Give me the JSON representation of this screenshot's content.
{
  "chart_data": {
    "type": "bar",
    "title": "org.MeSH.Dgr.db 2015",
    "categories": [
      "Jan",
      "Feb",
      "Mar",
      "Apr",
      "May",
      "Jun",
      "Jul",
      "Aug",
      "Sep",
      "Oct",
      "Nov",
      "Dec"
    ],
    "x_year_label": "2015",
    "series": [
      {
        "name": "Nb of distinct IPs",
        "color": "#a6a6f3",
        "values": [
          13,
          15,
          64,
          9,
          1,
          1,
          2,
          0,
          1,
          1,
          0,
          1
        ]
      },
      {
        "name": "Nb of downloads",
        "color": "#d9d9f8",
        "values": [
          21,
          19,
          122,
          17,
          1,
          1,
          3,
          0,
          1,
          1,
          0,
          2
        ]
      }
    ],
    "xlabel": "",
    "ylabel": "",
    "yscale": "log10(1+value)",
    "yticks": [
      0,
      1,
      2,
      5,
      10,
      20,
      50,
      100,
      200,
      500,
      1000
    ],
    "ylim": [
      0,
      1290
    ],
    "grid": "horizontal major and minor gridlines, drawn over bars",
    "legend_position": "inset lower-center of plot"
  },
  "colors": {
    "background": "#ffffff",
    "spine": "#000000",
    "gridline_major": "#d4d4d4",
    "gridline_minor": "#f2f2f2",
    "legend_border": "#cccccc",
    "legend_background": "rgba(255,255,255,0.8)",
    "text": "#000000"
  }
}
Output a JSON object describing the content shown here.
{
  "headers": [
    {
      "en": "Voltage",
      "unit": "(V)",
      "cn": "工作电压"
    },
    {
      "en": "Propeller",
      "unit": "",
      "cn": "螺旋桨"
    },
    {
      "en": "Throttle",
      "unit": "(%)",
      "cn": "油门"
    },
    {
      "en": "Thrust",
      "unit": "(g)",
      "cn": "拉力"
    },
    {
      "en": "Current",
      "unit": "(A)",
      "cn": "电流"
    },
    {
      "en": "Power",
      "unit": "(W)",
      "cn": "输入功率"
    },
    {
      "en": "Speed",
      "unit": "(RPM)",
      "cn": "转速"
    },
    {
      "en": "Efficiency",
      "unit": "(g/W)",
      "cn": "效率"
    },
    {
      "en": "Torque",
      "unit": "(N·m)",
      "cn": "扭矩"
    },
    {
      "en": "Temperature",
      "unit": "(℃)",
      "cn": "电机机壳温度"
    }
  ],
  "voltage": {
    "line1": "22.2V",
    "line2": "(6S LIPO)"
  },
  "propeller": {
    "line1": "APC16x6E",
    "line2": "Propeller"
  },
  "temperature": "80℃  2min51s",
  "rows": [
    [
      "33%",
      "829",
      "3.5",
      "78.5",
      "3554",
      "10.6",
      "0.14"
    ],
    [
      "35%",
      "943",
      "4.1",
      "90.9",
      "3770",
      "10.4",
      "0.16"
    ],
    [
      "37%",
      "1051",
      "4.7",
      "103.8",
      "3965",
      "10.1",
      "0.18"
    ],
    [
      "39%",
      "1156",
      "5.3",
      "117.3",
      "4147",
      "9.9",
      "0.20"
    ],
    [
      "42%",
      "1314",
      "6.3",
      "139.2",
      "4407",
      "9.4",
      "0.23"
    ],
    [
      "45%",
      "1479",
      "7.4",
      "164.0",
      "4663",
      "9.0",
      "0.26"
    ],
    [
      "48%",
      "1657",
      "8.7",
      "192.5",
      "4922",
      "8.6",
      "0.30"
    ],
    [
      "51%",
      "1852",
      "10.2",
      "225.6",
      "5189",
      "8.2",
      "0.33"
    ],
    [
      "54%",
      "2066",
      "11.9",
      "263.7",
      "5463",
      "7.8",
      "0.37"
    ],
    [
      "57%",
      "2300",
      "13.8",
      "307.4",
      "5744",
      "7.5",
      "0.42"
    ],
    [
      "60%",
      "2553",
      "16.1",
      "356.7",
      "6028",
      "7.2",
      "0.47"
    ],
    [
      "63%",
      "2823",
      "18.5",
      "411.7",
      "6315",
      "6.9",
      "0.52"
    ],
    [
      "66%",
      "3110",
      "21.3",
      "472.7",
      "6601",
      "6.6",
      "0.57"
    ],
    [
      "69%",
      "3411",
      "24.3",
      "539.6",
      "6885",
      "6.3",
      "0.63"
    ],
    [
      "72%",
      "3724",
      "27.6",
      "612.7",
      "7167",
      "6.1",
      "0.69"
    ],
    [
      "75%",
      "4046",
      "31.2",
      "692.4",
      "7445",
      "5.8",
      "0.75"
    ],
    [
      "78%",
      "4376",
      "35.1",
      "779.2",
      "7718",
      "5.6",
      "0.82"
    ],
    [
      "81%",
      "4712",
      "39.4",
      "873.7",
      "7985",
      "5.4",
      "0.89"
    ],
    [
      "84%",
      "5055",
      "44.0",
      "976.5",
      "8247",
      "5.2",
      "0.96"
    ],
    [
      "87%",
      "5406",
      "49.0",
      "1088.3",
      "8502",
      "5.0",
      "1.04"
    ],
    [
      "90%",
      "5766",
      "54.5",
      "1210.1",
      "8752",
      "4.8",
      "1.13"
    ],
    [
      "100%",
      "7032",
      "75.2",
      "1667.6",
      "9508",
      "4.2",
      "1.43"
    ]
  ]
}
----------------------------------------
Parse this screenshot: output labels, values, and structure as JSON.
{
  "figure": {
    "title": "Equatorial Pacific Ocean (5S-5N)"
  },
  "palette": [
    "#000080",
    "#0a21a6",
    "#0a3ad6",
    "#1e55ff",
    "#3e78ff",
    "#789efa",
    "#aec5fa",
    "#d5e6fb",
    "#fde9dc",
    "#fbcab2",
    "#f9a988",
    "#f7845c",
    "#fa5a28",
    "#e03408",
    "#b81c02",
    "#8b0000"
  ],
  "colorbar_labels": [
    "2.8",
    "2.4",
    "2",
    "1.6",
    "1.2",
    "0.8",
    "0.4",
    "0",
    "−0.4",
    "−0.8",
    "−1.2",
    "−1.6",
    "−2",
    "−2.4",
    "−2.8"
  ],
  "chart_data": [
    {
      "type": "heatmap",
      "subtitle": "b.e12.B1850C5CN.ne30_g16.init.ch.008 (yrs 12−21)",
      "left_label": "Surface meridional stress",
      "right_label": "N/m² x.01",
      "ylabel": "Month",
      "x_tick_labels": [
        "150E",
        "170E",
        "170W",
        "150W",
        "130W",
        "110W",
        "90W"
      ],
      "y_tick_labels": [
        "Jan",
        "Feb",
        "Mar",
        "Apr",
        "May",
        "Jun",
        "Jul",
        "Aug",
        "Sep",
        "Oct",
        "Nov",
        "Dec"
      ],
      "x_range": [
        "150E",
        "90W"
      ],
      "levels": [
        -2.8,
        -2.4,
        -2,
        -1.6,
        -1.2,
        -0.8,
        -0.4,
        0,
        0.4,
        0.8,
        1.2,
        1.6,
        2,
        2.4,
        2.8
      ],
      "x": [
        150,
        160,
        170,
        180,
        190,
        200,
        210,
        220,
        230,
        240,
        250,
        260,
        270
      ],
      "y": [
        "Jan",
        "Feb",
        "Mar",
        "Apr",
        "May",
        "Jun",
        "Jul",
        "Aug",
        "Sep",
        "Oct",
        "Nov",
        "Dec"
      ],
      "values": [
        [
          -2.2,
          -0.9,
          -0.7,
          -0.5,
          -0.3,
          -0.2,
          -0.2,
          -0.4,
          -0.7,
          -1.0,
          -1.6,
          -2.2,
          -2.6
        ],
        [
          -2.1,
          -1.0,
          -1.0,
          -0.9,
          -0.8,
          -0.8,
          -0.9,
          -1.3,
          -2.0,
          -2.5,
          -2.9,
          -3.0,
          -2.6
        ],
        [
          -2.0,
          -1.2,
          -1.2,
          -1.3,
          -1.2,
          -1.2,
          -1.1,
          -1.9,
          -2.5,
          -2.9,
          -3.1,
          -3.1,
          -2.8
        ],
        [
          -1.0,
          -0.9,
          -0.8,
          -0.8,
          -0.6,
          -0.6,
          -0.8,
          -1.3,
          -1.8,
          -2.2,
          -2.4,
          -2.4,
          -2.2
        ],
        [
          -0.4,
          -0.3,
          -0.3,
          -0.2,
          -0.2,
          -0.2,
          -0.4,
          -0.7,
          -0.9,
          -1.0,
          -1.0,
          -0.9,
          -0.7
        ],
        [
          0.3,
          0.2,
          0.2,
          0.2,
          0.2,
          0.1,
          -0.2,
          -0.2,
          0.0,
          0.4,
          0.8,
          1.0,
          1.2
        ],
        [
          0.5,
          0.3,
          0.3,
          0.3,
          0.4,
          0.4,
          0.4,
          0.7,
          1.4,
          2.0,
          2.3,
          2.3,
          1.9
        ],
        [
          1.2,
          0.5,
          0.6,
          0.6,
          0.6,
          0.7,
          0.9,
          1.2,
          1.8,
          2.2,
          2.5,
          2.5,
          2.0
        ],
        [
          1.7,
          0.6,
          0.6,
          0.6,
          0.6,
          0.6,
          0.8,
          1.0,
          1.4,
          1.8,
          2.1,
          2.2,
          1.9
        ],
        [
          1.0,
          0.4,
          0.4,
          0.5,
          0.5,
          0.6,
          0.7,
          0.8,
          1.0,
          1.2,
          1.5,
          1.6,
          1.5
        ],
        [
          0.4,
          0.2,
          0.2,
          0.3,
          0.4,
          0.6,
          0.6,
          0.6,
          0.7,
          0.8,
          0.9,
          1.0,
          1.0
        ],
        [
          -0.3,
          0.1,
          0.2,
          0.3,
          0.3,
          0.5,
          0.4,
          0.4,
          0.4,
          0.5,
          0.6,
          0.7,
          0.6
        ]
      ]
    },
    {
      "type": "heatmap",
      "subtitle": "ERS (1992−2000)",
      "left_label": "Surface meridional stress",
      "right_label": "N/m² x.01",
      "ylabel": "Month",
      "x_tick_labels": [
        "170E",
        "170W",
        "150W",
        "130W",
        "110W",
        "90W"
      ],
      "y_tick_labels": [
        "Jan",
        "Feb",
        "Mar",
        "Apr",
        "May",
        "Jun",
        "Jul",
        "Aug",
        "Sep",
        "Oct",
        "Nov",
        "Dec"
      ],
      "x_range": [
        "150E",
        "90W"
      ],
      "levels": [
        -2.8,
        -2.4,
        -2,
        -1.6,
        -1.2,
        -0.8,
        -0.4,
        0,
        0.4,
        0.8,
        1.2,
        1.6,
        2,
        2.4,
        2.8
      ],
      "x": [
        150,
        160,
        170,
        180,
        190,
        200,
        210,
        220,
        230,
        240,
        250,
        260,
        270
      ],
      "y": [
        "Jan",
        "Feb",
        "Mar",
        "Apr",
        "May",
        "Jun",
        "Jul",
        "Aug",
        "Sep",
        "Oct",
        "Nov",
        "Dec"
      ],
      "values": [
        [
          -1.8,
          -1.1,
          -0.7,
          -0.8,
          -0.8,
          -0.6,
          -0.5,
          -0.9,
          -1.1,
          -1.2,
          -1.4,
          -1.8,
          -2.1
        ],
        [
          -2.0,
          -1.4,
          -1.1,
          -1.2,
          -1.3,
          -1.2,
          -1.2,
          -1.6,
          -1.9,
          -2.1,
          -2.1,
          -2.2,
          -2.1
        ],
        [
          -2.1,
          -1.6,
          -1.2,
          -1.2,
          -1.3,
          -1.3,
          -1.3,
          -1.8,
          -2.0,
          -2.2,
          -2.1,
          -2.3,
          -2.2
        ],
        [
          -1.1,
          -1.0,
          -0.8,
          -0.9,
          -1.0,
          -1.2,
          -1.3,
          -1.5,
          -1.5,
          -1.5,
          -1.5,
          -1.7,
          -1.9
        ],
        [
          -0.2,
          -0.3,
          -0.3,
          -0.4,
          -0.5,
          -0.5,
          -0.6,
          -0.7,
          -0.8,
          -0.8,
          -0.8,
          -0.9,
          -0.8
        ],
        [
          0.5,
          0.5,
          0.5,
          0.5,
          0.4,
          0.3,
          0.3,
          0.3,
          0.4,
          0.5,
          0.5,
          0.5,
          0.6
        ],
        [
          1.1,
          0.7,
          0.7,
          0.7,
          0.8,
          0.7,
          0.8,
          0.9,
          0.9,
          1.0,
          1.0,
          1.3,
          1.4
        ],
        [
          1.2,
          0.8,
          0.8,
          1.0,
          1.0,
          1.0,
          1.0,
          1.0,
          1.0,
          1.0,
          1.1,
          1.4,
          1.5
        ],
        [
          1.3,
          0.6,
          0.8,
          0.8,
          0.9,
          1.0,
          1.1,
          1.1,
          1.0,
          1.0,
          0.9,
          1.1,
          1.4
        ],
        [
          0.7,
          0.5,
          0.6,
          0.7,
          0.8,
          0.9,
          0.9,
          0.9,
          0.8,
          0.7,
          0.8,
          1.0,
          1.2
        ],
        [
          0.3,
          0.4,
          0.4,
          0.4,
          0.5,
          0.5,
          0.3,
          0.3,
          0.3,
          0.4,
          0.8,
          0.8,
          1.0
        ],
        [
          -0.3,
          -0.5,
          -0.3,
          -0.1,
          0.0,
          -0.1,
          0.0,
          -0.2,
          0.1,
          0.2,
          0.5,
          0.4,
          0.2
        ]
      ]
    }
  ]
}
----------------------------------------
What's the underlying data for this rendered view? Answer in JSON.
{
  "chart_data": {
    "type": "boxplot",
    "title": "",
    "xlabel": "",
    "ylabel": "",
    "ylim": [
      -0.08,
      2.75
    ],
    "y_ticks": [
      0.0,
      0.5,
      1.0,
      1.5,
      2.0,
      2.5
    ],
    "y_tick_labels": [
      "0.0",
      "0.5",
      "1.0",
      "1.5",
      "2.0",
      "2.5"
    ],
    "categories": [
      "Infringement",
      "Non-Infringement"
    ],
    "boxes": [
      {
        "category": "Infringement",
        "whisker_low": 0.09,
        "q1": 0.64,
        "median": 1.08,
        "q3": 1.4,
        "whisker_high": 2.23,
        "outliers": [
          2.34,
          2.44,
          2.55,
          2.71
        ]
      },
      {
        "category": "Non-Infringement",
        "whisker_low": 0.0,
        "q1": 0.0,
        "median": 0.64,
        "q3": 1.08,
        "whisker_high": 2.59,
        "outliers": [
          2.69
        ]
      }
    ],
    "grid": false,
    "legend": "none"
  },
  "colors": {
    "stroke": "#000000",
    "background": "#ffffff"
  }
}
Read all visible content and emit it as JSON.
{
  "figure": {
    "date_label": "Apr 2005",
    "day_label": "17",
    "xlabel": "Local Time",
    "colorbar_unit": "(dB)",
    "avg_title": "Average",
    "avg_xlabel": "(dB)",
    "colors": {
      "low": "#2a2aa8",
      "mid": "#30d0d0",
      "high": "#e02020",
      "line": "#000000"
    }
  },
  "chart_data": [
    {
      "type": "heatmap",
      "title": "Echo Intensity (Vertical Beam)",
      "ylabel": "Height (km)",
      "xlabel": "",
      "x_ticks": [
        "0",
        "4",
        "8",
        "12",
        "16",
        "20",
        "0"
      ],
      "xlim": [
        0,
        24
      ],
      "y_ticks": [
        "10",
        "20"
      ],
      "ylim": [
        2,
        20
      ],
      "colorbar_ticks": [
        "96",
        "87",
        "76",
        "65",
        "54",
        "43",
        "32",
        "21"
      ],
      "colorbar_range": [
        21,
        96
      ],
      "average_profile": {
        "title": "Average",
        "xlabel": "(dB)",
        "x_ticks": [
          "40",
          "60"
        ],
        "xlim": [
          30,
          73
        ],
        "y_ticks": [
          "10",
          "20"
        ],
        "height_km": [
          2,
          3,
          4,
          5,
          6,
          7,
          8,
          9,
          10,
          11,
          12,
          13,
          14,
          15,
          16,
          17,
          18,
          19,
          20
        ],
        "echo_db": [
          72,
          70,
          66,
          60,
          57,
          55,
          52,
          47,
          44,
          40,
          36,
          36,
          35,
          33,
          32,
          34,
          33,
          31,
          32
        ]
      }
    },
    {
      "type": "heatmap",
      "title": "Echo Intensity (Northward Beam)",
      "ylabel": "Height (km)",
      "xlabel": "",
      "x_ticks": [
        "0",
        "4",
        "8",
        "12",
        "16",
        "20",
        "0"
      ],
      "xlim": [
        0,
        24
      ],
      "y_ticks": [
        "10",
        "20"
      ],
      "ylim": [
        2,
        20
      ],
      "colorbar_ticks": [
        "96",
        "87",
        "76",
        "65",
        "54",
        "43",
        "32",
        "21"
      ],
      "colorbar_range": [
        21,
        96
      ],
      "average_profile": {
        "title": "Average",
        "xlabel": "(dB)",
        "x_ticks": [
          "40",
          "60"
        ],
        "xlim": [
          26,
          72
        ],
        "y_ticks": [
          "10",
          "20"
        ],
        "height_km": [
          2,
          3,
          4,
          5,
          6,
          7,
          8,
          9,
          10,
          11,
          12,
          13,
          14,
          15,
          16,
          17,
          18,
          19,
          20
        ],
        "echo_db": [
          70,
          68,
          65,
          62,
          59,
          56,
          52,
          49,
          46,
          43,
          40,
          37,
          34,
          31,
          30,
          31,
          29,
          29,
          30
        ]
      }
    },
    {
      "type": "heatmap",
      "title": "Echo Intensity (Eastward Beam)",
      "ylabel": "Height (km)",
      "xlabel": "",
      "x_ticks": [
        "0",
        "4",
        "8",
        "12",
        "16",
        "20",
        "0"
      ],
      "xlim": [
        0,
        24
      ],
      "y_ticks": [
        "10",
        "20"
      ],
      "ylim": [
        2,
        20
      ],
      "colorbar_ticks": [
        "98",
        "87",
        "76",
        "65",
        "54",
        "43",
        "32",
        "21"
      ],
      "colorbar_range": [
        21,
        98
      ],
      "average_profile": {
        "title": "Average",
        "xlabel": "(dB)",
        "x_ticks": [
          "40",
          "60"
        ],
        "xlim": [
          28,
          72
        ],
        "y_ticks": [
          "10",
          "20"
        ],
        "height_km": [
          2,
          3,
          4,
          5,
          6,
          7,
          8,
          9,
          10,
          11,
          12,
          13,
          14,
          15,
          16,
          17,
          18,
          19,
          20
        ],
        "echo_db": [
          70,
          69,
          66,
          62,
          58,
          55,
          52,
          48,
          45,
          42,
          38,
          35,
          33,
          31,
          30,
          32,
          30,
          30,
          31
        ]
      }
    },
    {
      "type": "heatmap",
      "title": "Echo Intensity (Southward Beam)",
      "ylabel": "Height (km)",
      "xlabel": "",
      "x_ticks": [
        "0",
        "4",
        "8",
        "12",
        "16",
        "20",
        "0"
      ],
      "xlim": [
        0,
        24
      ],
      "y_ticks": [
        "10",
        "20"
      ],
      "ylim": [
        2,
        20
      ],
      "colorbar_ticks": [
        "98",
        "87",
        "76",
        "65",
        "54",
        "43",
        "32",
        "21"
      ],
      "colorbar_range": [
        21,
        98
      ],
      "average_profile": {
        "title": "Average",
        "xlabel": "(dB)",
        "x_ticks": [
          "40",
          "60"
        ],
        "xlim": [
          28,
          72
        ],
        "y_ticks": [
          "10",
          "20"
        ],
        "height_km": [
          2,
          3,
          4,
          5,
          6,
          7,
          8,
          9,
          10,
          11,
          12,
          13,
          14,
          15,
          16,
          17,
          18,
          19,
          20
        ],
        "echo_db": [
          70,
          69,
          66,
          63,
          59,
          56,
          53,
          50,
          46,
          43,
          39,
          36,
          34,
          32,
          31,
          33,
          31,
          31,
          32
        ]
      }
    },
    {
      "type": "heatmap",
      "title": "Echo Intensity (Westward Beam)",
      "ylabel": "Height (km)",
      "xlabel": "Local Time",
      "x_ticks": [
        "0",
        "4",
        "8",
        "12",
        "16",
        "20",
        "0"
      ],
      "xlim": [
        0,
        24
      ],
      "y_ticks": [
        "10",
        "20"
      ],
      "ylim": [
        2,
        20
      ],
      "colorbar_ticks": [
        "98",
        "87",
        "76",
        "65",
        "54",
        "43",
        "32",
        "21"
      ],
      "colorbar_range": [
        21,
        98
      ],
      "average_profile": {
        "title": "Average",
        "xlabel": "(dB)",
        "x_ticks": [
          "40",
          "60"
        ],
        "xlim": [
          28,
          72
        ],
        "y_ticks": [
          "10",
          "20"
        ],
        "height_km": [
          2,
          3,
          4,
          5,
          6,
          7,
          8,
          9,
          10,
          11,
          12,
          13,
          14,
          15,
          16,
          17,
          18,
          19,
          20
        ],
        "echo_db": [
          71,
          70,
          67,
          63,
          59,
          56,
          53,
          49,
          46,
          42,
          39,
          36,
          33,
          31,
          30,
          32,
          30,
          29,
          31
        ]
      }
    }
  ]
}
----------------------------------------
**Task brief**
Out of the material above, select every line that holds the string "Time".

**Written response**
    "xlabel": "Local Time",
      "xlabel": "Local Time",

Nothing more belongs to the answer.